• **GIVEN REQUEST**: Retype the whole listing below, character for character.
▬▬▬
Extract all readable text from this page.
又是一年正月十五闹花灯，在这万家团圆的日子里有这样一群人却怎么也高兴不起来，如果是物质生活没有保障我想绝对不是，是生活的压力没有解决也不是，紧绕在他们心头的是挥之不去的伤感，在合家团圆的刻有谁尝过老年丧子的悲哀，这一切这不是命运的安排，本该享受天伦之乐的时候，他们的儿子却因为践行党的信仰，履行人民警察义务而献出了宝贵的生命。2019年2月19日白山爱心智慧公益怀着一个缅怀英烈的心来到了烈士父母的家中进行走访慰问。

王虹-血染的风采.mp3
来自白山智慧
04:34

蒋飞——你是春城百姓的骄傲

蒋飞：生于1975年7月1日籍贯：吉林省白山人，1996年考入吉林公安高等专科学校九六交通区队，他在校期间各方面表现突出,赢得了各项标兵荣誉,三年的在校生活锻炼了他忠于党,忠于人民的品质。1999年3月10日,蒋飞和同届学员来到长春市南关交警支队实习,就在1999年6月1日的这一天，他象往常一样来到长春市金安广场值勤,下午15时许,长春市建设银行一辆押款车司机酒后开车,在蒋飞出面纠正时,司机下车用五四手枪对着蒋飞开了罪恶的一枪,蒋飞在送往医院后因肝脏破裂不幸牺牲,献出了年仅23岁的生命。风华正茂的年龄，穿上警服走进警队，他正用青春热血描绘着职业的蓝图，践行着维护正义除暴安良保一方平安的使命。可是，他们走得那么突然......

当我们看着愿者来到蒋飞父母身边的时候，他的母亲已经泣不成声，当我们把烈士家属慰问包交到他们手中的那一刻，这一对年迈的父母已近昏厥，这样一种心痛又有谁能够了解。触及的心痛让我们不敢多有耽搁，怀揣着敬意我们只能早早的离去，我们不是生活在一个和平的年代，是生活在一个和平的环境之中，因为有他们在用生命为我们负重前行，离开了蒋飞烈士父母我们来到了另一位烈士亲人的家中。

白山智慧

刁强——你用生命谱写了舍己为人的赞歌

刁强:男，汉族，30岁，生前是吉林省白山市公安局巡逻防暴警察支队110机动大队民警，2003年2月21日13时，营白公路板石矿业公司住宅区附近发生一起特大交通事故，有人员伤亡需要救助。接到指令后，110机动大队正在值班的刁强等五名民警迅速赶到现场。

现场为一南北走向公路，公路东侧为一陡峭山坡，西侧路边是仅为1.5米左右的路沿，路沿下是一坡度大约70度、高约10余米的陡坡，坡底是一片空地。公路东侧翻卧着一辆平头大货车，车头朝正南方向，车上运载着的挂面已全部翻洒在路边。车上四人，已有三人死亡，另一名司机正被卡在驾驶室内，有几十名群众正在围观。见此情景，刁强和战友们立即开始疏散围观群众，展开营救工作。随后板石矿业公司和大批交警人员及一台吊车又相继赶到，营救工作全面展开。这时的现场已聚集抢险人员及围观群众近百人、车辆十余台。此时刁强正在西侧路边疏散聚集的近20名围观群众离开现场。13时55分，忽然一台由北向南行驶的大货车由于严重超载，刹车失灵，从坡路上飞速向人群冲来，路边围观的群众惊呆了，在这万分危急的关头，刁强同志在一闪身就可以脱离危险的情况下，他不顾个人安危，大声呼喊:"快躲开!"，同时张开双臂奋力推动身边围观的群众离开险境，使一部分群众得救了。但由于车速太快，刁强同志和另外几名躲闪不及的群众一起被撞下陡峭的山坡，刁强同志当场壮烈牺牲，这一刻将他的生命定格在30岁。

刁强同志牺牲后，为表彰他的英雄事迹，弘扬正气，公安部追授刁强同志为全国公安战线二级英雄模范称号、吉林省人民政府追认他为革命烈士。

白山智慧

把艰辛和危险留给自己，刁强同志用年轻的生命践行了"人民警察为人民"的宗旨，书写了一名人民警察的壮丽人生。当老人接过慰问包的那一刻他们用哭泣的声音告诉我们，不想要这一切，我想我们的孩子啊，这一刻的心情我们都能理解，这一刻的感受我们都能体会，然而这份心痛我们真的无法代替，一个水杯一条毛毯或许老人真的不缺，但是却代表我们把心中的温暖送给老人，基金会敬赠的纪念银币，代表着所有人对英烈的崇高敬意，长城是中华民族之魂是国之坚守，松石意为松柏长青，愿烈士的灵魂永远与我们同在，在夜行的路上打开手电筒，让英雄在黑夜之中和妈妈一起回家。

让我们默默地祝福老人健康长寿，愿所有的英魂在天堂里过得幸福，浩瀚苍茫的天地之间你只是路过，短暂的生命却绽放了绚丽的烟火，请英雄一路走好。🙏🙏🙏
▬▬▬
• **RESPONSE TO THIS EXERCISE**:
Extract all readable text from this page.
又是一年正月十五闹花灯，在这万家团圆的日子里有这样一群人却怎么也高兴不起来，如果是物质生活没有保障我想绝对不是，是生活的压力没有解决也不是，紧绕在他们心头的是挥之不去的伤感，在合家团圆的刻有谁尝过老年丧子的悲哀，这一切这不是命运的安排，本该享受天伦之乐的时候，他们的儿子却因为践行党的信仰，履行人民警察义务而献出了宝贵的生命。2019年2月19日白山爱心智慧公益怀着一个缅怀英烈的心来到了烈士父母的家中进行走访慰问。

王虹-血染的风采.mp3
来自白山智慧
04:34

蒋飞——你是春城百姓的骄傲

蒋飞：生于1975年7月1日籍贯：吉林省白山人，1996年考入吉林公安高等专科学校九六交通区队，他在校期间各方面表现突出,赢得了各项标兵荣誉,三年的在校生活锻炼了他忠于党,忠于人民的品质。1999年3月10日,蒋飞和同届学员来到长春市南关交警支队实习,就在1999年6月1日的这一天，他象往常一样来到长春市金安广场值勤,下午15时许,长春市建设银行一辆押款车司机酒后开车,在蒋飞出面纠正时,司机下车用五四手枪对着蒋飞开了罪恶的一枪,蒋飞在送往医院后因肝脏破裂不幸牺牲,献出了年仅23岁的生命。风华正茂的年龄，穿上警服走进警队，他正用青春热血描绘着职业的蓝图，践行着维护正义除暴安良保一方平安的使命。可是，他们走得那么突然......

当我们看着愿者来到蒋飞父母身边的时候，他的母亲已经泣不成声，当我们把烈士家属慰问包交到他们手中的那一刻，这一对年迈的父母已近昏厥，这样一种心痛又有谁能够了解。触及的心痛让我们不敢多有耽搁，怀揣着敬意我们只能早早的离去，我们不是生活在一个和平的年代，是生活在一个和平的环境之中，因为有他们在用生命为我们负重前行，离开了蒋飞烈士父母我们来到了另一位烈士亲人的家中。

白山智慧

刁强——你用生命谱写了舍己为人的赞歌

刁强:男，汉族，30岁，生前是吉林省白山市公安局巡逻防暴警察支队110机动大队民警，2003年2月21日13时，营白公路板石矿业公司住宅区附近发生一起特大交通事故，有人员伤亡需要救助。接到指令后，110机动大队正在值班的刁强等五名民警迅速赶到现场。

现场为一南北走向公路，公路东侧为一陡峭山坡，西侧路边是仅为1.5米左右的路沿，路沿下是一坡度大约70度、高约10余米的陡坡，坡底是一片空地。公路东侧翻卧着一辆平头大货车，车头朝正南方向，车上运载着的挂面已全部翻洒在路边。车上四人，已有三人死亡，另一名司机正被卡在驾驶室内，有几十名群众正在围观。见此情景，刁强和战友们立即开始疏散围观群众，展开营救工作。随后板石矿业公司和大批交警人员及一台吊车又相继赶到，营救工作全面展开。这时的现场已聚集抢险人员及围观群众近百人、车辆十余台。此时刁强正在西侧路边疏散聚集的近20名围观群众离开现场。13时55分，忽然一台由北向南行驶的大货车由于严重超载，刹车失灵，从坡路上飞速向人群冲来，路边围观的群众惊呆了，在这万分危急的关头，刁强同志在一闪身就可以脱离危险的情况下，他不顾个人安危，大声呼喊:"快躲开!"，同时张开双臂奋力推动身边围观的群众离开险境，使一部分群众得救了。但由于车速太快，刁强同志和另外几名躲闪不及的群众一起被撞下陡峭的山坡，刁强同志当场壮烈牺牲，这一刻将他的生命定格在30岁。

刁强同志牺牲后，为表彰他的英雄事迹，弘扬正气，公安部追授刁强同志为全国公安战线二级英雄模范称号、吉林省人民政府追认他为革命烈士。

白山智慧

把艰辛和危险留给自己，刁强同志用年轻的生命践行了"人民警察为人民"的宗旨，书写了一名人民警察的壮丽人生。当老人接过慰问包的那一刻他们用哭泣的声音告诉我们，不想要这一切，我想我们的孩子啊，这一刻的心情我们都能理解，这一刻的感受我们都能体会，然而这份心痛我们真的无法代替，一个水杯一条毛毯或许老人真的不缺，但是却代表我们把心中的温暖送给老人，基金会敬赠的纪念银币，代表着所有人对英烈的崇高敬意，长城是中华民族之魂是国之坚守，松石意为松柏长青，愿烈士的灵魂永远与我们同在，在夜行的路上打开手电筒，让英雄在黑夜之中和妈妈一起回家。

让我们默默地祝福老人健康长寿，愿所有的英魂在天堂里过得幸福，浩瀚苍茫的天地之间你只是路过，短暂的生命却绽放了绚丽的烟火，请英雄一路走好。🙏🙏🙏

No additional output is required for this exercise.